■ **Problem to work on**
Transcribe all of the records precisely as they are presented.

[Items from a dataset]
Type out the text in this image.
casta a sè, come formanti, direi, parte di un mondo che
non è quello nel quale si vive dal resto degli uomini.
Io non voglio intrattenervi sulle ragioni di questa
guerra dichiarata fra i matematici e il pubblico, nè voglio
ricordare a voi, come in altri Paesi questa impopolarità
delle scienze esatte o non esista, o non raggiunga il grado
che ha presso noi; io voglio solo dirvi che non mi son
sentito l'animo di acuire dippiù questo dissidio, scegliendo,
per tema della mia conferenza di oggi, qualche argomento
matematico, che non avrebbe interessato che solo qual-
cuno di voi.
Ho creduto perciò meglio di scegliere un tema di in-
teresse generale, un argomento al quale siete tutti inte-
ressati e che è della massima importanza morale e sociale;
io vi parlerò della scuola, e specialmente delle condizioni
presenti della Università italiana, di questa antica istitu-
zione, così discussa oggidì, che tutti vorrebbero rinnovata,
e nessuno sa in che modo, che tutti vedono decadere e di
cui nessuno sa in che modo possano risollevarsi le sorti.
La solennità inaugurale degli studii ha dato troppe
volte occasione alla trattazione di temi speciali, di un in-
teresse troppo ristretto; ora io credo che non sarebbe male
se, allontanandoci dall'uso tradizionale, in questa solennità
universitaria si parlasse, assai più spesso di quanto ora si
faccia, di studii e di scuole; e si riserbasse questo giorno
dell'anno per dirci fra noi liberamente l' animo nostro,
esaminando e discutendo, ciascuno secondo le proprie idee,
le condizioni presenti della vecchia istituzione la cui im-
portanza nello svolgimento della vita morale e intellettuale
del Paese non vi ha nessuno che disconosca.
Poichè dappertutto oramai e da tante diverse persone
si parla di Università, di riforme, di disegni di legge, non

■ **Finished exercise**
Type out the text in this image.
casta a sè, come formanti, direi, parte di un mondo che
non è quello nel quale si vive dal resto degli uomini.
Io non voglio intrattenervi sulle ragioni di questa
guerra dichiarata fra i matematici e il pubblico, nè voglio
ricordare a voi, come in altri Paesi questa impopolarità
delle scienze esatte o non esista, o non raggiunga il grado
che ha presso noi; io voglio solo dirvi che non mi son
sentito l'animo di acuire dippiù questo dissidio, scegliendo,
per tema della mia conferenza di oggi, qualche argomento
matematico, che non avrebbe interessato che solo qual-
cuno di voi.
Ho creduto perciò meglio di scegliere un tema di in-
teresse generale, un argomento al quale siete tutti inte-
ressati e che è della massima importanza morale e sociale;
io vi parlerò della scuola, e specialmente delle condizioni
presenti della Università italiana, di questa antica istitu-
zione, così discussa oggidì, che tutti vorrebbero rinnovata,
e nessuno sa in che modo, che tutti vedono decadere e di
cui nessuno sa in che modo possano risollevarsi le sorti.
La solennità inaugurale degli studii ha dato troppe
volte occasione alla trattazione di temi speciali, di un in-
teresse troppo ristretto; ora io credo che non sarebbe male
se, allontanandoci dall'uso tradizionale, in questa solennità
universitaria si parlasse, assai più spesso di quanto ora si
faccia, di studii e di scuole; e si riserbasse questo giorno
dell'anno per dirci fra noi liberamente l' animo nostro,
esaminando e discutendo, ciascuno secondo le proprie idee,
le condizioni presenti della vecchia istituzione la cui im-
portanza nello svolgimento della vita morale e intellettuale
del Paese non vi ha nessuno che disconosca.
Poichè dappertutto oramai e da tante diverse persone
si parla di Università, di riforme, di disegni di legge, non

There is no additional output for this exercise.